** THE INPUT **

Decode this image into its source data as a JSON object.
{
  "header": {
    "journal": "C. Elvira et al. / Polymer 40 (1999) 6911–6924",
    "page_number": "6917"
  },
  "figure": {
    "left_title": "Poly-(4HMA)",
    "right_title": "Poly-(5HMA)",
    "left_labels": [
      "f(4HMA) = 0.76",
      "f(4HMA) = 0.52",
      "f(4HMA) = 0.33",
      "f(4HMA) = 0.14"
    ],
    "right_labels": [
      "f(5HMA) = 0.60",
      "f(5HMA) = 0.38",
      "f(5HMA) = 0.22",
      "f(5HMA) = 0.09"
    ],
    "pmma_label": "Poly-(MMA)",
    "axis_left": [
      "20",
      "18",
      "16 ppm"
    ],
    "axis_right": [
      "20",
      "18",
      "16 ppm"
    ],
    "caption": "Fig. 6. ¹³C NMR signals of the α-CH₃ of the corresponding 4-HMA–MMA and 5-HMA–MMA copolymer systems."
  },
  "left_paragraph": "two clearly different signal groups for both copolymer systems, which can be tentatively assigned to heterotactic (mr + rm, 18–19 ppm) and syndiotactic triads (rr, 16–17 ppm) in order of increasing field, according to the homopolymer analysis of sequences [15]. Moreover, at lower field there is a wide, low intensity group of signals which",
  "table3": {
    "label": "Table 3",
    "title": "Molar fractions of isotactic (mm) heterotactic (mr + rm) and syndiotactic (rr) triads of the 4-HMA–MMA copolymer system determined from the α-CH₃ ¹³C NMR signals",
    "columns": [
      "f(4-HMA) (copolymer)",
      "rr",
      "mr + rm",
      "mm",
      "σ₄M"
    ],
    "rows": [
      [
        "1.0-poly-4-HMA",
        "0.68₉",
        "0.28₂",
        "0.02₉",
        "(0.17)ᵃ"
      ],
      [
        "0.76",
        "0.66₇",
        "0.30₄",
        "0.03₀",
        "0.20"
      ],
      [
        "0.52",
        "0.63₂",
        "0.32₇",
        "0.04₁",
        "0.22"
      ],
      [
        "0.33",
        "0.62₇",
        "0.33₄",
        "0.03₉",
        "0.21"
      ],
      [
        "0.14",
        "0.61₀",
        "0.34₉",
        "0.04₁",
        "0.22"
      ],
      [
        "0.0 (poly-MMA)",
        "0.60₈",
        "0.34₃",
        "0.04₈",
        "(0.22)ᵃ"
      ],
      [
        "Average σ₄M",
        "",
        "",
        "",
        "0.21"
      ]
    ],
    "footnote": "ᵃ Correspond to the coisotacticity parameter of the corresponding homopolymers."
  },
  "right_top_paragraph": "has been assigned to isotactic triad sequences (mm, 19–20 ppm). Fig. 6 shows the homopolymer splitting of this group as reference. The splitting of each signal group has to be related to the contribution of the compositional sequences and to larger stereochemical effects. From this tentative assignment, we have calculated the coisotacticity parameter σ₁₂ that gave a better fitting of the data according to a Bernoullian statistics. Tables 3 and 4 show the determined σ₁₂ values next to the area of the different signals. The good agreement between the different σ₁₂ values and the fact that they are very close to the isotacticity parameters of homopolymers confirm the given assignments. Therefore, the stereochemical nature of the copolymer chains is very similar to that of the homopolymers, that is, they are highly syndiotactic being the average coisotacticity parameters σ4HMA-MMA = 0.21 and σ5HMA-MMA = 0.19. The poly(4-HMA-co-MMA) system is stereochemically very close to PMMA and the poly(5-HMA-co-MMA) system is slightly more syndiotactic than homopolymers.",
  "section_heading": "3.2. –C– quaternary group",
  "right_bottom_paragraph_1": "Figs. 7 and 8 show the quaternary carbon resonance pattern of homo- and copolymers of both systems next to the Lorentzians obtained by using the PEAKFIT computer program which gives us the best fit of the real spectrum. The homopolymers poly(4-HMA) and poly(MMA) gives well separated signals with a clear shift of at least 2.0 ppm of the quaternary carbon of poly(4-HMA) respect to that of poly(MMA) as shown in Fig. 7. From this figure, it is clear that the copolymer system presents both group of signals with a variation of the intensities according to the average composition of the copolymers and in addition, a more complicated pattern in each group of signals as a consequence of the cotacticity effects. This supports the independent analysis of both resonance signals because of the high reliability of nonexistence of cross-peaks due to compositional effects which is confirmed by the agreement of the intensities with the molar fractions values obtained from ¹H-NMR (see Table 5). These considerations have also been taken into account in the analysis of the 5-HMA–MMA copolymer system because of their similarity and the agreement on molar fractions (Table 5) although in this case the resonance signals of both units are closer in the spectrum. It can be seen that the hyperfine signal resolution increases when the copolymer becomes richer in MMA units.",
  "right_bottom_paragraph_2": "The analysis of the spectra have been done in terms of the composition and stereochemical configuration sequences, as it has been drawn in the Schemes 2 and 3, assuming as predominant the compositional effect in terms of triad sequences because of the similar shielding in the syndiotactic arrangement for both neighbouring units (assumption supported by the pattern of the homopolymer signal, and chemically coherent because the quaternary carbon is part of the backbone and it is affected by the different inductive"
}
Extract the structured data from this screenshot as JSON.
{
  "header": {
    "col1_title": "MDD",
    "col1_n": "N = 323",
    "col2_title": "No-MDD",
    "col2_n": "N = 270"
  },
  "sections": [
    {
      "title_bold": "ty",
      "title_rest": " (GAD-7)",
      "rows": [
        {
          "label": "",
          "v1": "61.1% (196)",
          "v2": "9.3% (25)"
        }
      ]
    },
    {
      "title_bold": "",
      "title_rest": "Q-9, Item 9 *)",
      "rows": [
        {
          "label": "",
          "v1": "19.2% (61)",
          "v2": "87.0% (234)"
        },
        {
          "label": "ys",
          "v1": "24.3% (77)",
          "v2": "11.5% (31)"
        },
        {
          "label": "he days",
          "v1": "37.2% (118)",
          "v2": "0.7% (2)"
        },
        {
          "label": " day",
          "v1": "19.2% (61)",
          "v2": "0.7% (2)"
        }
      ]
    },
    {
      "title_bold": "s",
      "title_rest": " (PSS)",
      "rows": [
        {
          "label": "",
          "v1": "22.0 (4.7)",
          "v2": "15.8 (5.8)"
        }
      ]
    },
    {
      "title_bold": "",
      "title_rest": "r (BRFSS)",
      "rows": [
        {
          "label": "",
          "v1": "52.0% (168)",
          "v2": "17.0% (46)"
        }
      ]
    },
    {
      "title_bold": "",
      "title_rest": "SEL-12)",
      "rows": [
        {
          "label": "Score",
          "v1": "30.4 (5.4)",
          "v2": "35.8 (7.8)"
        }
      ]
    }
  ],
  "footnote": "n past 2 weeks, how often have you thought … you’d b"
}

** PROBLEM TO WORK ON **
Print the complete listing again, exactly as it stands.

** OUTPUT FOR THIS TASK **
Decode this image into its source data as a JSON object.
{
  "header": {
    "journal": "C. Elvira et al. / Polymer 40 (1999) 6911–6924",
    "page_number": "6917"
  },
  "figure": {
    "left_title": "Poly-(4HMA)",
    "right_title": "Poly-(5HMA)",
    "left_labels": [
      "f(4HMA) = 0.76",
      "f(4HMA) = 0.52",
      "f(4HMA) = 0.33",
      "f(4HMA) = 0.14"
    ],
    "right_labels": [
      "f(5HMA) = 0.60",
      "f(5HMA) = 0.38",
      "f(5HMA) = 0.22",
      "f(5HMA) = 0.09"
    ],
    "pmma_label": "Poly-(MMA)",
    "axis_left": [
      "20",
      "18",
      "16 ppm"
    ],
    "axis_right": [
      "20",
      "18",
      "16 ppm"
    ],
    "caption": "Fig. 6. ¹³C NMR signals of the α-CH₃ of the corresponding 4-HMA–MMA and 5-HMA–MMA copolymer systems."
  },
  "left_paragraph": "two clearly different signal groups for both copolymer systems, which can be tentatively assigned to heterotactic (mr + rm, 18–19 ppm) and syndiotactic triads (rr, 16–17 ppm) in order of increasing field, according to the homopolymer analysis of sequences [15]. Moreover, at lower field there is a wide, low intensity group of signals which",
  "table3": {
    "label": "Table 3",
    "title": "Molar fractions of isotactic (mm) heterotactic (mr + rm) and syndiotactic (rr) triads of the 4-HMA–MMA copolymer system determined from the α-CH₃ ¹³C NMR signals",
    "columns": [
      "f(4-HMA) (copolymer)",
      "rr",
      "mr + rm",
      "mm",
      "σ₄M"
    ],
    "rows": [
      [
        "1.0-poly-4-HMA",
        "0.68₉",
        "0.28₂",
        "0.02₉",
        "(0.17)ᵃ"
      ],
      [
        "0.76",
        "0.66₇",
        "0.30₄",
        "0.03₀",
        "0.20"
      ],
      [
        "0.52",
        "0.63₂",
        "0.32₇",
        "0.04₁",
        "0.22"
      ],
      [
        "0.33",
        "0.62₇",
        "0.33₄",
        "0.03₉",
        "0.21"
      ],
      [
        "0.14",
        "0.61₀",
        "0.34₉",
        "0.04₁",
        "0.22"
      ],
      [
        "0.0 (poly-MMA)",
        "0.60₈",
        "0.34₃",
        "0.04₈",
        "(0.22)ᵃ"
      ],
      [
        "Average σ₄M",
        "",
        "",
        "",
        "0.21"
      ]
    ],
    "footnote": "ᵃ Correspond to the coisotacticity parameter of the corresponding homopolymers."
  },
  "right_top_paragraph": "has been assigned to isotactic triad sequences (mm, 19–20 ppm). Fig. 6 shows the homopolymer splitting of this group as reference. The splitting of each signal group has to be related to the contribution of the compositional sequences and to larger stereochemical effects. From this tentative assignment, we have calculated the coisotacticity parameter σ₁₂ that gave a better fitting of the data according to a Bernoullian statistics. Tables 3 and 4 show the determined σ₁₂ values next to the area of the different signals. The good agreement between the different σ₁₂ values and the fact that they are very close to the isotacticity parameters of homopolymers confirm the given assignments. Therefore, the stereochemical nature of the copolymer chains is very similar to that of the homopolymers, that is, they are highly syndiotactic being the average coisotacticity parameters σ4HMA-MMA = 0.21 and σ5HMA-MMA = 0.19. The poly(4-HMA-co-MMA) system is stereochemically very close to PMMA and the poly(5-HMA-co-MMA) system is slightly more syndiotactic than homopolymers.",
  "section_heading": "3.2. –C– quaternary group",
  "right_bottom_paragraph_1": "Figs. 7 and 8 show the quaternary carbon resonance pattern of homo- and copolymers of both systems next to the Lorentzians obtained by using the PEAKFIT computer program which gives us the best fit of the real spectrum. The homopolymers poly(4-HMA) and poly(MMA) gives well separated signals with a clear shift of at least 2.0 ppm of the quaternary carbon of poly(4-HMA) respect to that of poly(MMA) as shown in Fig. 7. From this figure, it is clear that the copolymer system presents both group of signals with a variation of the intensities according to the average composition of the copolymers and in addition, a more complicated pattern in each group of signals as a consequence of the cotacticity effects. This supports the independent analysis of both resonance signals because of the high reliability of nonexistence of cross-peaks due to compositional effects which is confirmed by the agreement of the intensities with the molar fractions values obtained from ¹H-NMR (see Table 5). These considerations have also been taken into account in the analysis of the 5-HMA–MMA copolymer system because of their similarity and the agreement on molar fractions (Table 5) although in this case the resonance signals of both units are closer in the spectrum. It can be seen that the hyperfine signal resolution increases when the copolymer becomes richer in MMA units.",
  "right_bottom_paragraph_2": "The analysis of the spectra have been done in terms of the composition and stereochemical configuration sequences, as it has been drawn in the Schemes 2 and 3, assuming as predominant the compositional effect in terms of triad sequences because of the similar shielding in the syndiotactic arrangement for both neighbouring units (assumption supported by the pattern of the homopolymer signal, and chemically coherent because the quaternary carbon is part of the backbone and it is affected by the different inductive"
}
Extract the structured data from this screenshot as JSON.
{
  "header": {
    "col1_title": "MDD",
    "col1_n": "N = 323",
    "col2_title": "No-MDD",
    "col2_n": "N = 270"
  },
  "sections": [
    {
      "title_bold": "ty",
      "title_rest": " (GAD-7)",
      "rows": [
        {
          "label": "",
          "v1": "61.1% (196)",
          "v2": "9.3% (25)"
        }
      ]
    },
    {
      "title_bold": "",
      "title_rest": "Q-9, Item 9 *)",
      "rows": [
        {
          "label": "",
          "v1": "19.2% (61)",
          "v2": "87.0% (234)"
        },
        {
          "label": "ys",
          "v1": "24.3% (77)",
          "v2": "11.5% (31)"
        },
        {
          "label": "he days",
          "v1": "37.2% (118)",
          "v2": "0.7% (2)"
        },
        {
          "label": " day",
          "v1": "19.2% (61)",
          "v2": "0.7% (2)"
        }
      ]
    },
    {
      "title_bold": "s",
      "title_rest": " (PSS)",
      "rows": [
        {
          "label": "",
          "v1": "22.0 (4.7)",
          "v2": "15.8 (5.8)"
        }
      ]
    },
    {
      "title_bold": "",
      "title_rest": "r (BRFSS)",
      "rows": [
        {
          "label": "",
          "v1": "52.0% (168)",
          "v2": "17.0% (46)"
        }
      ]
    },
    {
      "title_bold": "",
      "title_rest": "SEL-12)",
      "rows": [
        {
          "label": "Score",
          "v1": "30.4 (5.4)",
          "v2": "35.8 (7.8)"
        }
      ]
    }
  ],
  "footnote": "n past 2 weeks, how often have you thought … you’d b"
}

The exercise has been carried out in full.